--- start Data section ---

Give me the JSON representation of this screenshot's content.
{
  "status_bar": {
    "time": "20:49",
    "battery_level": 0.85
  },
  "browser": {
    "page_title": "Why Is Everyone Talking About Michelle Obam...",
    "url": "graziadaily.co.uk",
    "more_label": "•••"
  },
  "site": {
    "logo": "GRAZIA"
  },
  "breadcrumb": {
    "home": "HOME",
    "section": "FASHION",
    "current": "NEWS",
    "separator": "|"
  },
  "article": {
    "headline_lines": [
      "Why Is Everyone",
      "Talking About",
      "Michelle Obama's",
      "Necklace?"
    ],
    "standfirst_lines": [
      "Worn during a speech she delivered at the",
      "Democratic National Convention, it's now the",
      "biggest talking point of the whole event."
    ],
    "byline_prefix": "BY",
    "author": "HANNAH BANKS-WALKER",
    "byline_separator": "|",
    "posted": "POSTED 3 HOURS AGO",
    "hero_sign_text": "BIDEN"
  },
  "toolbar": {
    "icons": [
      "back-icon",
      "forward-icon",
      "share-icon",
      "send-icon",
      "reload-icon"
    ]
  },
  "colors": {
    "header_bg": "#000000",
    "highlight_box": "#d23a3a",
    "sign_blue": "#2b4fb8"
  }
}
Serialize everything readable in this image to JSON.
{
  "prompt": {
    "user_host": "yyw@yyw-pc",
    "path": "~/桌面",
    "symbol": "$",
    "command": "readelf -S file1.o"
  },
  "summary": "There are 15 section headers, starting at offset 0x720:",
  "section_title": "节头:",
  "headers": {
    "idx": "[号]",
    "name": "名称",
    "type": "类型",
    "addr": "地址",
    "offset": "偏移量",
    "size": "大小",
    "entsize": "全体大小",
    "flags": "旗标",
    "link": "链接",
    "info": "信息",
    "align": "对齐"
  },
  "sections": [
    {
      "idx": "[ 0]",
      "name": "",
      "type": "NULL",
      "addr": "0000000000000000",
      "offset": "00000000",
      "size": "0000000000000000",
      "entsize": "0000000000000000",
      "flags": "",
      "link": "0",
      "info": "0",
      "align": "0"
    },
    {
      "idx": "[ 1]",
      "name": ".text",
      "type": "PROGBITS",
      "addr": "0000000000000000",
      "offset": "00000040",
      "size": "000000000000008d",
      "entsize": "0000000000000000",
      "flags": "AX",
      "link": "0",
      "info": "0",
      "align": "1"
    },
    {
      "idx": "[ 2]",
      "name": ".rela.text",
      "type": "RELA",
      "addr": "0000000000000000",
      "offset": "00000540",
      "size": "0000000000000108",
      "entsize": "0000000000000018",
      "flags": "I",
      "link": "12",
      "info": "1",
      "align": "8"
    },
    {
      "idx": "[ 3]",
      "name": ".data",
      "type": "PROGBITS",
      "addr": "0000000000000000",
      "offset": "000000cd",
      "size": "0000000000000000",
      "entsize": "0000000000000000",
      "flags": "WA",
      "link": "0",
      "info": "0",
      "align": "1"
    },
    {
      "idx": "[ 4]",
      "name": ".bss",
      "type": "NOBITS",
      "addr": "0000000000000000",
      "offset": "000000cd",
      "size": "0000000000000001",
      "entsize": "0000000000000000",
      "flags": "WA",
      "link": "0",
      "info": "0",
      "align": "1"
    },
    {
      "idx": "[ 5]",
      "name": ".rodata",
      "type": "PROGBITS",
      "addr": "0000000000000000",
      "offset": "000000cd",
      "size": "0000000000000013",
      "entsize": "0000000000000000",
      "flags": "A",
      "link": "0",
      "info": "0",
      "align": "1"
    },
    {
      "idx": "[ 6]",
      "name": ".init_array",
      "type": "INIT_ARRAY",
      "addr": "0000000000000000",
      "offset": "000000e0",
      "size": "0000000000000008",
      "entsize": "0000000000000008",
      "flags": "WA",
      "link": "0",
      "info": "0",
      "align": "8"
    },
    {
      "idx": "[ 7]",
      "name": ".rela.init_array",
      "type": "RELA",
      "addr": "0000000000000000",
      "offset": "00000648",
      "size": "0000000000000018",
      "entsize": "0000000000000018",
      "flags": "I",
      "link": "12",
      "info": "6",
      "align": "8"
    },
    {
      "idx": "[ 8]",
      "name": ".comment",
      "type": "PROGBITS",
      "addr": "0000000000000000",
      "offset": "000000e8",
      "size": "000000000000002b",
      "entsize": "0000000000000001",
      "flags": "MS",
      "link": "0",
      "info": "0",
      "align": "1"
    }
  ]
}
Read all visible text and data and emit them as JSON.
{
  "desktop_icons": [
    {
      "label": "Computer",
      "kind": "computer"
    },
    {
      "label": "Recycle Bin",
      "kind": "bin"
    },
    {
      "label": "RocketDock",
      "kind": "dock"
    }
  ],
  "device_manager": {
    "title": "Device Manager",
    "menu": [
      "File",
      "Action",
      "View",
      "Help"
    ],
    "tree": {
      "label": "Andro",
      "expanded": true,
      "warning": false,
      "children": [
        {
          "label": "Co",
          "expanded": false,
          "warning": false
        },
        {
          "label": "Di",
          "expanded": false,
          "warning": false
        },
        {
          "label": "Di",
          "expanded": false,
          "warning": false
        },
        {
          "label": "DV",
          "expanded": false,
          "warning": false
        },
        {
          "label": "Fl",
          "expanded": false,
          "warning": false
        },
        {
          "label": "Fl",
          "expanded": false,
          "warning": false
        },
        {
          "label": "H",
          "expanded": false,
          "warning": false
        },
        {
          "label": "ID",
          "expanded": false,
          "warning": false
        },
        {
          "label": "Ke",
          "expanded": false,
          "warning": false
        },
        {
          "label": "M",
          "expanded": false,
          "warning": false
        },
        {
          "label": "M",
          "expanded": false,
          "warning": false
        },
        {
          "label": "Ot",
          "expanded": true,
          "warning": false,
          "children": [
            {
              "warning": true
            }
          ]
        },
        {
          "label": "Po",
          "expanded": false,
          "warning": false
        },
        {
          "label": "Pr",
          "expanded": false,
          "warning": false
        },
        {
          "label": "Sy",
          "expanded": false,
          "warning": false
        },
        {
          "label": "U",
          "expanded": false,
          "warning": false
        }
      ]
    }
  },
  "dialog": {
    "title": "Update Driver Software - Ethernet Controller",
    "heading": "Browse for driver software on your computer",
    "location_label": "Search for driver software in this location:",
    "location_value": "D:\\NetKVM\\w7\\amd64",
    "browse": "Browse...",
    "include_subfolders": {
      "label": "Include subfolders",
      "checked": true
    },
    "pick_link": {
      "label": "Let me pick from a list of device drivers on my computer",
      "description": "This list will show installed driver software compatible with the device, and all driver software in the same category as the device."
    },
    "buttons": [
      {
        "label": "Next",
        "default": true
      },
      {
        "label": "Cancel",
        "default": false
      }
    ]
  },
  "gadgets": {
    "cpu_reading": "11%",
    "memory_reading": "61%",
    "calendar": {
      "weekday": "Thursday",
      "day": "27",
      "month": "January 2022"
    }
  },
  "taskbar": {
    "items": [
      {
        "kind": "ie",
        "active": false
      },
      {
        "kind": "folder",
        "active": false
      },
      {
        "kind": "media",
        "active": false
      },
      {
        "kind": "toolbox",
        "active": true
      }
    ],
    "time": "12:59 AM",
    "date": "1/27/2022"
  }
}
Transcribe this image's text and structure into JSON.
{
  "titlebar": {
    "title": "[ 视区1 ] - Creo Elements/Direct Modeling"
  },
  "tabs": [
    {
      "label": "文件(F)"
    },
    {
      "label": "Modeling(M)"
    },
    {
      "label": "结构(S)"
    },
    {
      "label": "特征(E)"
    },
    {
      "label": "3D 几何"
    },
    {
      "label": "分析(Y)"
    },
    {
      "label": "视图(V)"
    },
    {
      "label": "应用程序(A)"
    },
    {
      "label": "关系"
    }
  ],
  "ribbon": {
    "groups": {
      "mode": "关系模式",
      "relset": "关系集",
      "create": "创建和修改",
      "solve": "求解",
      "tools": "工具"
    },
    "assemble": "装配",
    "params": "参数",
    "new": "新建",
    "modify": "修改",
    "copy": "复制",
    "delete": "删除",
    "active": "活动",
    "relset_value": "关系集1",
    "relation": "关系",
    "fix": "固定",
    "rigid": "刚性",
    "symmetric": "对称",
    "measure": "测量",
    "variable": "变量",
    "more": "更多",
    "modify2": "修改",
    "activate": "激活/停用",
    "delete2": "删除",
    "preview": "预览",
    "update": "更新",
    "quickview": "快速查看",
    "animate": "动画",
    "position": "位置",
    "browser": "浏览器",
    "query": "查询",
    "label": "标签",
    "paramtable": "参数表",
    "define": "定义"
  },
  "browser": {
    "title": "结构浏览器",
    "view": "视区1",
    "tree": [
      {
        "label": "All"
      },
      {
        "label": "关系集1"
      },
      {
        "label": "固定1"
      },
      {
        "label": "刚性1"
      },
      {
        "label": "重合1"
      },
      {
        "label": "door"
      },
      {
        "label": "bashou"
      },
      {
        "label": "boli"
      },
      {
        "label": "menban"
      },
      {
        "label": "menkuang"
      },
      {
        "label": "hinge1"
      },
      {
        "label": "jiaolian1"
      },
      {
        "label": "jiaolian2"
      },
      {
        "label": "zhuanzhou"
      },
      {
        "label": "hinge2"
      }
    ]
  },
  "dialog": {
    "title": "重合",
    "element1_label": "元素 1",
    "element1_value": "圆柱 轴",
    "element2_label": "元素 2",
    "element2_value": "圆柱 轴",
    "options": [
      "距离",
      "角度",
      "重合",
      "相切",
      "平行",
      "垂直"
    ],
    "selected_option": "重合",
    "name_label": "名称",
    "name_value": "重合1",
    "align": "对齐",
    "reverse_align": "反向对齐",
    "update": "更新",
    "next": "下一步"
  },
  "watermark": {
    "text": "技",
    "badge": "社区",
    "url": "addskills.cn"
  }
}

--- end Data section ---

Copy every line of the listing where the word "About" appears.

[Correct result]:
    "page_title": "Why Is Everyone Talking About Michelle Obam...",
      "Talking About",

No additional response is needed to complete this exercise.